Exercise description
Copy out all lines in the data below containing the string "Setup".

Exercise input
---

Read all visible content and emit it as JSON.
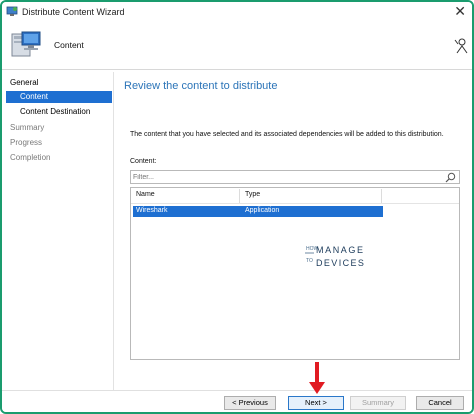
{
  "window": {
    "title": "Distribute Content Wizard",
    "close_glyph": "✕"
  },
  "header": {
    "title": "Content",
    "icon": "computer-icon",
    "help_icon": "help-person-icon"
  },
  "nav": {
    "group_label": "General",
    "items": [
      {
        "label": "Content",
        "state": "selected"
      },
      {
        "label": "Content Destination",
        "state": "normal"
      },
      {
        "label": "Summary",
        "state": "dim"
      },
      {
        "label": "Progress",
        "state": "dim"
      },
      {
        "label": "Completion",
        "state": "dim"
      }
    ]
  },
  "main": {
    "title": "Review the content to distribute",
    "description": "The content that you have selected and its associated dependencies will be added to this distribution.",
    "content_label": "Content:",
    "filter_placeholder": "Filter...",
    "columns": [
      "Name",
      "Type"
    ],
    "rows": [
      {
        "name": "Wireshark",
        "type": "Application",
        "selected": true
      }
    ]
  },
  "watermark": {
    "line1": "HOW",
    "line2": "TO",
    "line3": "MANAGE",
    "line4": "DEVICES"
  },
  "footer": {
    "previous_label": "< Previous",
    "next_label": "Next >",
    "summary_label": "Summary",
    "cancel_label": "Cancel"
  },
  "colors": {
    "accent": "#1e6fd1",
    "title_blue": "#2b74b8",
    "frame_green": "#1a9c6e",
    "annotation_red": "#e11b22"
  }
}
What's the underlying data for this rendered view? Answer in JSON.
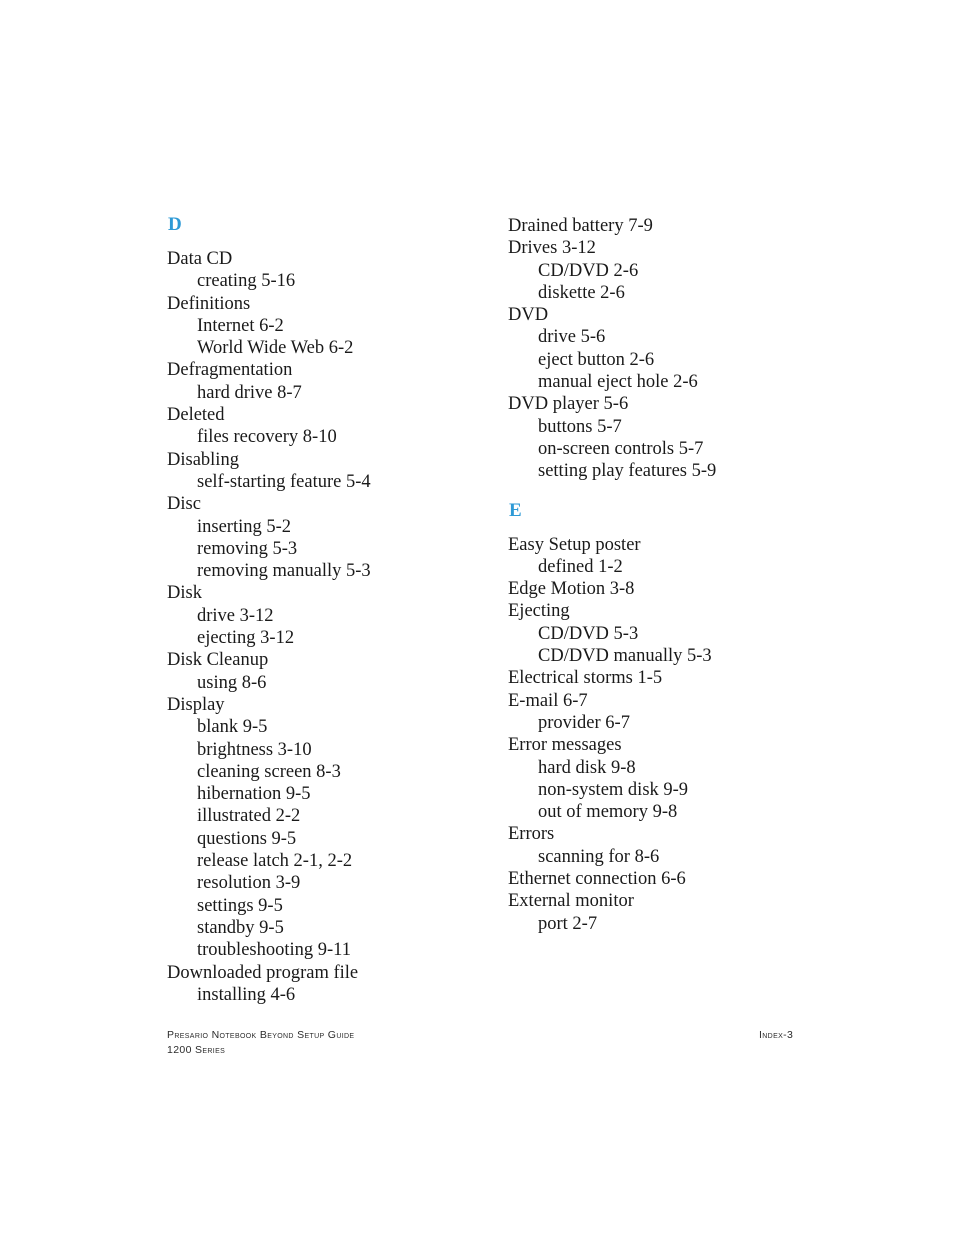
{
  "page": {
    "heading_color": "#2e9ad6",
    "text_color": "#1a1a1a"
  },
  "columns": {
    "left": {
      "sections": [
        {
          "letter": "D",
          "entries": [
            {
              "text": "Data CD",
              "level": 1
            },
            {
              "text": "creating 5-16",
              "level": 2
            },
            {
              "text": "Definitions",
              "level": 1
            },
            {
              "text": "Internet 6-2",
              "level": 2
            },
            {
              "text": "World Wide Web 6-2",
              "level": 2
            },
            {
              "text": "Defragmentation",
              "level": 1
            },
            {
              "text": "hard drive 8-7",
              "level": 2
            },
            {
              "text": "Deleted",
              "level": 1
            },
            {
              "text": "files recovery 8-10",
              "level": 2
            },
            {
              "text": "Disabling",
              "level": 1
            },
            {
              "text": "self-starting feature 5-4",
              "level": 2
            },
            {
              "text": "Disc",
              "level": 1
            },
            {
              "text": "inserting 5-2",
              "level": 2
            },
            {
              "text": "removing 5-3",
              "level": 2
            },
            {
              "text": "removing manually 5-3",
              "level": 2
            },
            {
              "text": "Disk",
              "level": 1
            },
            {
              "text": "drive 3-12",
              "level": 2
            },
            {
              "text": "ejecting 3-12",
              "level": 2
            },
            {
              "text": "Disk Cleanup",
              "level": 1
            },
            {
              "text": "using 8-6",
              "level": 2
            },
            {
              "text": "Display",
              "level": 1
            },
            {
              "text": "blank 9-5",
              "level": 2
            },
            {
              "text": "brightness 3-10",
              "level": 2
            },
            {
              "text": "cleaning screen 8-3",
              "level": 2
            },
            {
              "text": "hibernation 9-5",
              "level": 2
            },
            {
              "text": "illustrated 2-2",
              "level": 2
            },
            {
              "text": "questions 9-5",
              "level": 2
            },
            {
              "text": "release latch 2-1, 2-2",
              "level": 2
            },
            {
              "text": "resolution 3-9",
              "level": 2
            },
            {
              "text": "settings 9-5",
              "level": 2
            },
            {
              "text": "standby 9-5",
              "level": 2
            },
            {
              "text": "troubleshooting 9-11",
              "level": 2
            },
            {
              "text": "Downloaded program file",
              "level": 1
            },
            {
              "text": "installing 4-6",
              "level": 2
            }
          ]
        }
      ]
    },
    "right": {
      "sections": [
        {
          "letter": "",
          "entries": [
            {
              "text": "Drained battery 7-9",
              "level": 1
            },
            {
              "text": "Drives 3-12",
              "level": 1
            },
            {
              "text": "CD/DVD 2-6",
              "level": 2
            },
            {
              "text": "diskette 2-6",
              "level": 2
            },
            {
              "text": "DVD",
              "level": 1
            },
            {
              "text": "drive 5-6",
              "level": 2
            },
            {
              "text": "eject button 2-6",
              "level": 2
            },
            {
              "text": "manual eject hole 2-6",
              "level": 2
            },
            {
              "text": "DVD player 5-6",
              "level": 1
            },
            {
              "text": "buttons 5-7",
              "level": 2
            },
            {
              "text": "on-screen controls 5-7",
              "level": 2
            },
            {
              "text": "setting play features 5-9",
              "level": 2
            }
          ]
        },
        {
          "letter": "E",
          "entries": [
            {
              "text": "Easy Setup poster",
              "level": 1
            },
            {
              "text": "defined 1-2",
              "level": 2
            },
            {
              "text": "Edge Motion 3-8",
              "level": 1
            },
            {
              "text": "Ejecting",
              "level": 1
            },
            {
              "text": "CD/DVD 5-3",
              "level": 2
            },
            {
              "text": "CD/DVD manually 5-3",
              "level": 2
            },
            {
              "text": "Electrical storms 1-5",
              "level": 1
            },
            {
              "text": "E-mail 6-7",
              "level": 1
            },
            {
              "text": "provider 6-7",
              "level": 2
            },
            {
              "text": "Error messages",
              "level": 1
            },
            {
              "text": "hard disk 9-8",
              "level": 2
            },
            {
              "text": "non-system disk 9-9",
              "level": 2
            },
            {
              "text": "out of memory 9-8",
              "level": 2
            },
            {
              "text": "Errors",
              "level": 1
            },
            {
              "text": "scanning for 8-6",
              "level": 2
            },
            {
              "text": "Ethernet connection 6-6",
              "level": 1
            },
            {
              "text": "External monitor",
              "level": 1
            },
            {
              "text": "port 2-7",
              "level": 2
            }
          ]
        }
      ]
    }
  },
  "footer": {
    "left_line1": "Presario Notebook Beyond Setup Guide",
    "left_line2": "1200 Series",
    "right": "Index-3"
  }
}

---

The answer
              "text": "Easy Setup poster",
    "left_line1": "Presario Notebook Beyond Setup Guide",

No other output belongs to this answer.